** Start **
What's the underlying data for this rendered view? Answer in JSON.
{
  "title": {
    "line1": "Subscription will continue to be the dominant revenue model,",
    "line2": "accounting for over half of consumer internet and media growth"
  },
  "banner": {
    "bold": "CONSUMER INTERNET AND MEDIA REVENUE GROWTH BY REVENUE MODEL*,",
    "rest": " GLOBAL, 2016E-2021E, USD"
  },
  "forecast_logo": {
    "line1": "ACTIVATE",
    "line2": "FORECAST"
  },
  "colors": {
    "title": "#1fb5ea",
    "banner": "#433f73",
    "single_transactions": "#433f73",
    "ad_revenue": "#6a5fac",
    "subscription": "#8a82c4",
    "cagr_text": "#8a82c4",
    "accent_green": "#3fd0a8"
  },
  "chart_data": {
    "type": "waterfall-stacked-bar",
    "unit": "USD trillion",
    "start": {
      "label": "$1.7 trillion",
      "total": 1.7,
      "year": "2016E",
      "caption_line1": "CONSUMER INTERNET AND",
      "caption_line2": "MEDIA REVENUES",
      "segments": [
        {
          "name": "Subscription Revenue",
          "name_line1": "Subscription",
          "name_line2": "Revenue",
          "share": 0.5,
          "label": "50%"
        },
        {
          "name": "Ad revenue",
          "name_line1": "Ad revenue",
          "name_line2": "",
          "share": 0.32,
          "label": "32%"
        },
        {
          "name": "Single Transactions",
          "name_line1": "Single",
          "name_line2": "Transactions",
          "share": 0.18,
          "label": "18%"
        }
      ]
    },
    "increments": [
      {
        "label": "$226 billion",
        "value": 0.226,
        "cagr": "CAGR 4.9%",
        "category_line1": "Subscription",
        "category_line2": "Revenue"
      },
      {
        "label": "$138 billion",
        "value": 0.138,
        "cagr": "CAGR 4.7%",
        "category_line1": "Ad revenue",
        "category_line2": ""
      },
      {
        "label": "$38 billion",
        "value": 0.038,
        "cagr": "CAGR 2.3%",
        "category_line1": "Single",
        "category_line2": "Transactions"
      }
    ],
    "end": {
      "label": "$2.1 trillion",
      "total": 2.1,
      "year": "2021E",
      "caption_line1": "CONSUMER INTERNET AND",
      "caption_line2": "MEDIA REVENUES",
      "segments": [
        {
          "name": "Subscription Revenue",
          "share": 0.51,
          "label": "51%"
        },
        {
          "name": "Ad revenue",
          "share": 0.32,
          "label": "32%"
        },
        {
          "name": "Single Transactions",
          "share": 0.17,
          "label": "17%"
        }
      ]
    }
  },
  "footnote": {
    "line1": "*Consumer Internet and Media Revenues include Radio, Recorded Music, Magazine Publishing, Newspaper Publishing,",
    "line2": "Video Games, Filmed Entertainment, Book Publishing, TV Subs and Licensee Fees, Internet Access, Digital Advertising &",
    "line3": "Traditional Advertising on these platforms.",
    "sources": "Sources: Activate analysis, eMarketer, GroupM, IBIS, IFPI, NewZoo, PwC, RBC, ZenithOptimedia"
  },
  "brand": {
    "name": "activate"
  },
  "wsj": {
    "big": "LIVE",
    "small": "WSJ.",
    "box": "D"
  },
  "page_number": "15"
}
** End **
Direction: Tally the lines of the preceding listing in which the word "Advertising" appears; state nothing but the total.

Exercise solution: 2